### TO BE DONE:
Scan the material below for the string "mode", and copy every line where it shows up.

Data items
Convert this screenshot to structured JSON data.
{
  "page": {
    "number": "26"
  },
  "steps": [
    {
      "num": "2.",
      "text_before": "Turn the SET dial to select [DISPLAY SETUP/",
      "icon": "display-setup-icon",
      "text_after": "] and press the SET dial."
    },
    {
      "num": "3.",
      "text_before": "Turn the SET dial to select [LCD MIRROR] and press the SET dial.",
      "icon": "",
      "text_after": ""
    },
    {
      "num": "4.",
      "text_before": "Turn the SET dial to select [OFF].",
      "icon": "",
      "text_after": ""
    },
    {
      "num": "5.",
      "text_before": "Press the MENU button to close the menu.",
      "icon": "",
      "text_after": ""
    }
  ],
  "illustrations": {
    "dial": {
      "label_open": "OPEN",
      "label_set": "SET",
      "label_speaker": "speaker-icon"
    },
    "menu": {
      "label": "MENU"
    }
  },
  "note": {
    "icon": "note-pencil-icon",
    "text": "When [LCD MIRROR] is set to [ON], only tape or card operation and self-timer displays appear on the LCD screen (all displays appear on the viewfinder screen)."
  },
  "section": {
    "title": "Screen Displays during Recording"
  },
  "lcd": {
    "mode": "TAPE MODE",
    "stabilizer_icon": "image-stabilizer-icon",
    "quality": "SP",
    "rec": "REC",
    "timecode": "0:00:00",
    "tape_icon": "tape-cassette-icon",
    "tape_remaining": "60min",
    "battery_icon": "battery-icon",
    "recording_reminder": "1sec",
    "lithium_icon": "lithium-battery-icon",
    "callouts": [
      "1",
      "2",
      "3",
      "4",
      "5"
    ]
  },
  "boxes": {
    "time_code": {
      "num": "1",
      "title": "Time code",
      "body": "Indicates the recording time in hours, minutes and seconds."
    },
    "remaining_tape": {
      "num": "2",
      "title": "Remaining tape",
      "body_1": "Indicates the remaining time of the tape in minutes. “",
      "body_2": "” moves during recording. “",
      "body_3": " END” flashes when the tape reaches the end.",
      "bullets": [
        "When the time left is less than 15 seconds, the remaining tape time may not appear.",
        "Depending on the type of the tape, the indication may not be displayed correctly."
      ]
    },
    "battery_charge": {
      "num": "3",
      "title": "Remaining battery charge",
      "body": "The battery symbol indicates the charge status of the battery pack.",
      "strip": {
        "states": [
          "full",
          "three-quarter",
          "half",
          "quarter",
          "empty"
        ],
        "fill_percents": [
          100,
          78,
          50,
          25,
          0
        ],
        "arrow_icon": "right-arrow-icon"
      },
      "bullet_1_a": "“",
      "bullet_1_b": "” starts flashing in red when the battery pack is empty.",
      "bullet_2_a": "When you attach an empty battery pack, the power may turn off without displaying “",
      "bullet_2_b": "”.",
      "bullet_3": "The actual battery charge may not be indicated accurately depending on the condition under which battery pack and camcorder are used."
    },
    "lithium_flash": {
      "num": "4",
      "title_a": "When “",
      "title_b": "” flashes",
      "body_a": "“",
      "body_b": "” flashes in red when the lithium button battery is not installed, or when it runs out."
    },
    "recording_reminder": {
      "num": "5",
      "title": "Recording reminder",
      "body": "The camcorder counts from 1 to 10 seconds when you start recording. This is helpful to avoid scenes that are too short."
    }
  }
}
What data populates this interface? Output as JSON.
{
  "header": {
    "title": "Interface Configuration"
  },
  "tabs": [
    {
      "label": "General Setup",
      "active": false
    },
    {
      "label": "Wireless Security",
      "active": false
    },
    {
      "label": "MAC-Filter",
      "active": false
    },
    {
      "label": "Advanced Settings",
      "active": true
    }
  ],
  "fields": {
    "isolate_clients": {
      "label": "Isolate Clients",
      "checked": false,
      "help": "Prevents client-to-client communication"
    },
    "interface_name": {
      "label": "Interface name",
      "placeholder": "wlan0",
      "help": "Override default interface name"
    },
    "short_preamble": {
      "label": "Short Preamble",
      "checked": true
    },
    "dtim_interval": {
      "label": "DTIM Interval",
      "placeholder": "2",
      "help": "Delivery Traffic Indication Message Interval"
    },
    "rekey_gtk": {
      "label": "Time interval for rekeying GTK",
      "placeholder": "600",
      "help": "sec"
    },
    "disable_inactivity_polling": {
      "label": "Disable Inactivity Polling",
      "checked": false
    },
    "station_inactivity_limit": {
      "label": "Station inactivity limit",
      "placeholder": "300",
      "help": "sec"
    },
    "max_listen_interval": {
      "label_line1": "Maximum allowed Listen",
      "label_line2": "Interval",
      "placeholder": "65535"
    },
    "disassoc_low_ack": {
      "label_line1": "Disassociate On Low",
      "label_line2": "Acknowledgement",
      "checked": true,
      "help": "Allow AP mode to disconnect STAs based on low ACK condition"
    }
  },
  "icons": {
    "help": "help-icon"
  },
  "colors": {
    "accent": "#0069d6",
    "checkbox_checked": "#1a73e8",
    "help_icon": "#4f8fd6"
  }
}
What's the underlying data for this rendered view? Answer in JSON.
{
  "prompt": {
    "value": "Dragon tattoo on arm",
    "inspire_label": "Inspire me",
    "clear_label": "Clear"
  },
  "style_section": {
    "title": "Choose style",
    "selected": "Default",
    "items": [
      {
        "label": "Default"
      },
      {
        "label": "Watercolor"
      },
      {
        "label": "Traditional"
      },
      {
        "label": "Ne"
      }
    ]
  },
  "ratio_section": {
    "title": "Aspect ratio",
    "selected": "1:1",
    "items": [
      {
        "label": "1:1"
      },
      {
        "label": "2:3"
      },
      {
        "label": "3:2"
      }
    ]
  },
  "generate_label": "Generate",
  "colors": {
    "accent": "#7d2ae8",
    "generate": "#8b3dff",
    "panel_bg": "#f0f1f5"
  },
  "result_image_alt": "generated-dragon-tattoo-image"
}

### ANSWER:
    "mode": "TAPE MODE",
      "help": "Allow AP mode to disconnect STAs based on low ACK condition"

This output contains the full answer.